- WHAT IS BEING ASKED: Give the listing again exactly, omitting its images.

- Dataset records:
********************
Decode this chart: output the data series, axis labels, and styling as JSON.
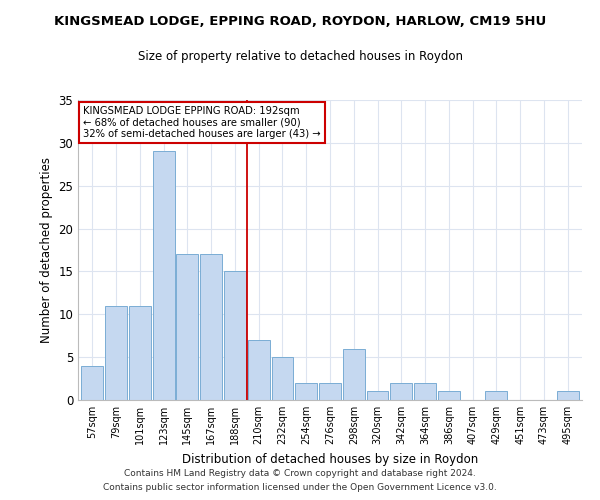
{
  "title": "KINGSMEAD LODGE, EPPING ROAD, ROYDON, HARLOW, CM19 5HU",
  "subtitle": "Size of property relative to detached houses in Roydon",
  "xlabel": "Distribution of detached houses by size in Roydon",
  "ylabel": "Number of detached properties",
  "categories": [
    "57sqm",
    "79sqm",
    "101sqm",
    "123sqm",
    "145sqm",
    "167sqm",
    "188sqm",
    "210sqm",
    "232sqm",
    "254sqm",
    "276sqm",
    "298sqm",
    "320sqm",
    "342sqm",
    "364sqm",
    "386sqm",
    "407sqm",
    "429sqm",
    "451sqm",
    "473sqm",
    "495sqm"
  ],
  "values": [
    4,
    11,
    11,
    29,
    17,
    17,
    15,
    7,
    5,
    2,
    2,
    6,
    1,
    2,
    2,
    1,
    0,
    1,
    0,
    0,
    1
  ],
  "bar_color": "#c5d8f0",
  "bar_edge_color": "#7aadd4",
  "vline_x": 6.5,
  "vline_color": "#cc0000",
  "ylim": [
    0,
    35
  ],
  "yticks": [
    0,
    5,
    10,
    15,
    20,
    25,
    30,
    35
  ],
  "annotation_title": "KINGSMEAD LODGE EPPING ROAD: 192sqm",
  "annotation_line1": "← 68% of detached houses are smaller (90)",
  "annotation_line2": "32% of semi-detached houses are larger (43) →",
  "annotation_box_color": "#ffffff",
  "annotation_box_edge": "#cc0000",
  "footer1": "Contains HM Land Registry data © Crown copyright and database right 2024.",
  "footer2": "Contains public sector information licensed under the Open Government Licence v3.0.",
  "background_color": "#ffffff",
  "grid_color": "#dde4f0"
}
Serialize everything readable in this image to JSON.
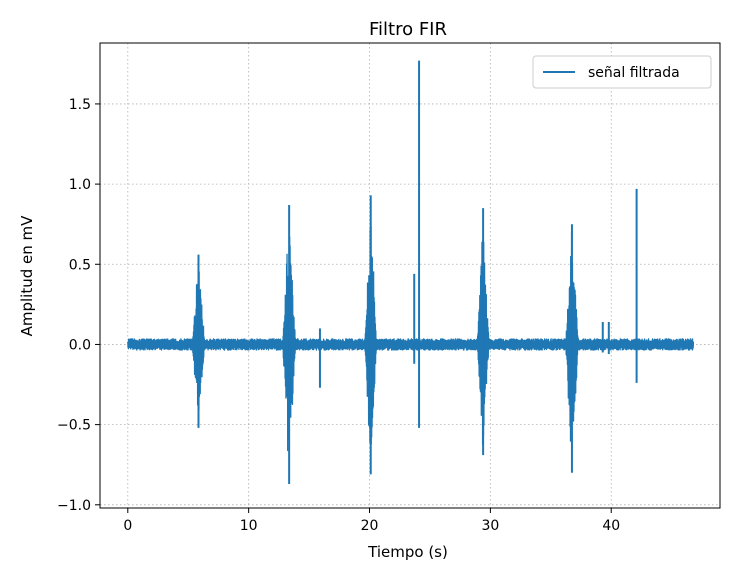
{
  "chart_data": {
    "type": "line",
    "title": "Filtro FIR",
    "xlabel": "Tiempo (s)",
    "ylabel": "Amplitud en mV",
    "xlim": [
      -2.3,
      49.0
    ],
    "ylim": [
      -1.02,
      1.88
    ],
    "xticks": [
      0,
      10,
      20,
      30,
      40
    ],
    "xtick_labels": [
      "0",
      "10",
      "20",
      "30",
      "40"
    ],
    "yticks": [
      -1.0,
      -0.5,
      0.0,
      0.5,
      1.0,
      1.5
    ],
    "ytick_labels": [
      "−1.0",
      "−0.5",
      "0.0",
      "0.5",
      "1.0",
      "1.5"
    ],
    "grid": true,
    "legend_position": "top-right",
    "series": [
      {
        "name": "señal filtrada",
        "color": "#1f77b4",
        "x_range": [
          0,
          46.8
        ],
        "baseline_noise": 0.025,
        "bursts": [
          {
            "start": 5.3,
            "end": 6.4,
            "max": 0.56,
            "min": -0.52
          },
          {
            "start": 12.8,
            "end": 13.9,
            "max": 0.87,
            "min": -0.87
          },
          {
            "start": 19.6,
            "end": 20.6,
            "max": 0.93,
            "min": -0.81
          },
          {
            "start": 28.9,
            "end": 29.9,
            "max": 0.85,
            "min": -0.69
          },
          {
            "start": 36.2,
            "end": 37.3,
            "max": 0.75,
            "min": -0.8
          }
        ],
        "spikes": [
          {
            "x": 15.9,
            "max": 0.1,
            "min": -0.27
          },
          {
            "x": 23.7,
            "max": 0.44,
            "min": -0.12
          },
          {
            "x": 24.1,
            "max": 1.77,
            "min": -0.52
          },
          {
            "x": 39.3,
            "max": 0.14,
            "min": -0.05
          },
          {
            "x": 39.8,
            "max": 0.14,
            "min": -0.06
          },
          {
            "x": 42.1,
            "max": 0.97,
            "min": -0.24
          }
        ]
      }
    ]
  }
}
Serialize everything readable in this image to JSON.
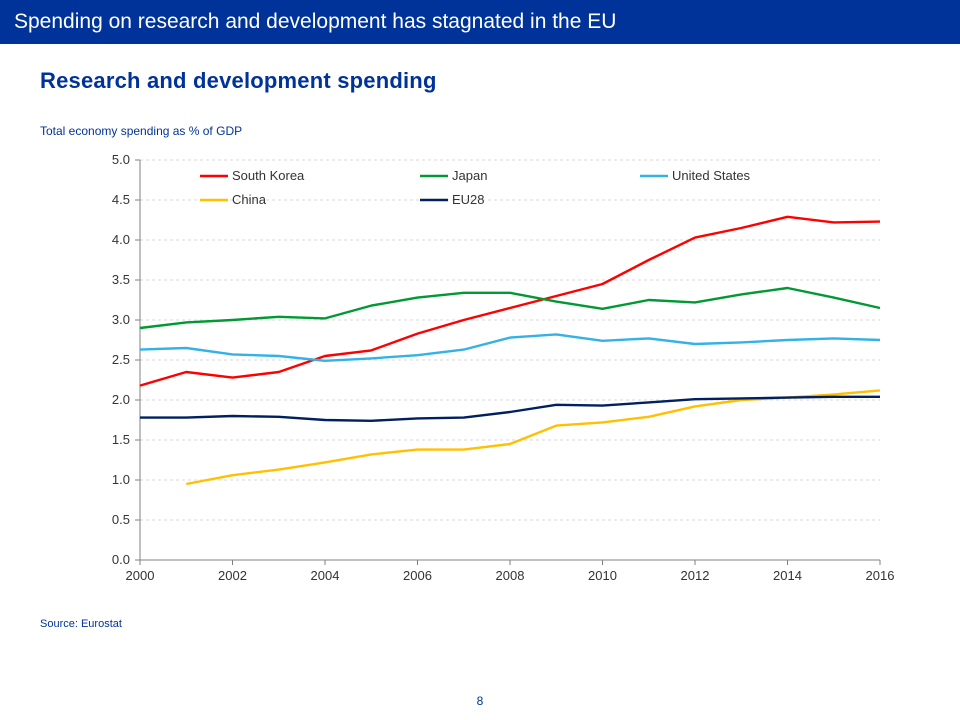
********************
- SOLVED EXERCISE:
Decode this chart: output the data series, axis labels, and styling as JSON.
{
  "title": "KINGSMEAD LODGE, EPPING ROAD, ROYDON, HARLOW, CM19 5HU",
  "subtitle": "Size of property relative to detached houses in Roydon",
  "xlabel": "Distribution of detached houses by size in Roydon",
  "ylabel": "Number of detached properties",
  "categories": [
    "57sqm",
    "79sqm",
    "101sqm",
    "123sqm",
    "145sqm",
    "167sqm",
    "188sqm",
    "210sqm",
    "232sqm",
    "254sqm",
    "276sqm",
    "298sqm",
    "320sqm",
    "342sqm",
    "364sqm",
    "386sqm",
    "407sqm",
    "429sqm",
    "451sqm",
    "473sqm",
    "495sqm"
  ],
  "values": [
    4,
    11,
    11,
    29,
    17,
    17,
    15,
    7,
    5,
    2,
    2,
    6,
    1,
    2,
    2,
    1,
    0,
    1,
    0,
    0,
    1
  ],
  "bar_color": "#c5d8f0",
  "bar_edge_color": "#7aadd4",
  "vline_x": 6.5,
  "vline_color": "#cc0000",
  "ylim": [
    0,
    35
  ],
  "yticks": [
    0,
    5,
    10,
    15,
    20,
    25,
    30,
    35
  ],
  "annotation_title": "KINGSMEAD LODGE EPPING ROAD: 192sqm",
  "annotation_line1": "← 68% of detached houses are smaller (90)",
  "annotation_line2": "32% of semi-detached houses are larger (43) →",
  "annotation_box_color": "#ffffff",
  "annotation_box_edge": "#cc0000",
  "footer1": "Contains HM Land Registry data © Crown copyright and database right 2024.",
  "footer2": "Contains public sector information licensed under the Open Government Licence v3.0.",
  "background_color": "#ffffff",
  "grid_color": "#dde4f0"
}
Serialize everything readable in this image to JSON.
{
  "chart_data": {
    "type": "line",
    "title": "Filtro FIR",
    "xlabel": "Tiempo (s)",
    "ylabel": "Amplitud en mV",
    "xlim": [
      -2.3,
      49.0
    ],
    "ylim": [
      -1.02,
      1.88
    ],
    "xticks": [
      0,
      10,
      20,
      30,
      40
    ],
    "xtick_labels": [
      "0",
      "10",
      "20",
      "30",
      "40"
    ],
    "yticks": [
      -1.0,
      -0.5,
      0.0,
      0.5,
      1.0,
      1.5
    ],
    "ytick_labels": [
      "−1.0",
      "−0.5",
      "0.0",
      "0.5",
      "1.0",
      "1.5"
    ],
    "grid": true,
    "legend_position": "top-right",
    "series": [
      {
        "name": "señal filtrada",
        "color": "#1f77b4",
        "x_range": [
          0,
          46.8
        ],
        "baseline_noise": 0.025,
        "bursts": [
          {
            "start": 5.3,
            "end": 6.4,
            "max": 0.56,
            "min": -0.52
          },
          {
            "start": 12.8,
            "end": 13.9,
            "max": 0.87,
            "min": -0.87
          },
          {
            "start": 19.6,
            "end": 20.6,
            "max": 0.93,
            "min": -0.81
          },
          {
            "start": 28.9,
            "end": 29.9,
            "max": 0.85,
            "min": -0.69
          },
          {
            "start": 36.2,
            "end": 37.3,
            "max": 0.75,
            "min": -0.8
          }
        ],
        "spikes": [
          {
            "x": 15.9,
            "max": 0.1,
            "min": -0.27
          },
          {
            "x": 23.7,
            "max": 0.44,
            "min": -0.12
          },
          {
            "x": 24.1,
            "max": 1.77,
            "min": -0.52
          },
          {
            "x": 39.3,
            "max": 0.14,
            "min": -0.05
          },
          {
            "x": 39.8,
            "max": 0.14,
            "min": -0.06
          },
          {
            "x": 42.1,
            "max": 0.97,
            "min": -0.24
          }
        ]
      }
    ]
  }
}
Serialize everything readable in this image to JSON.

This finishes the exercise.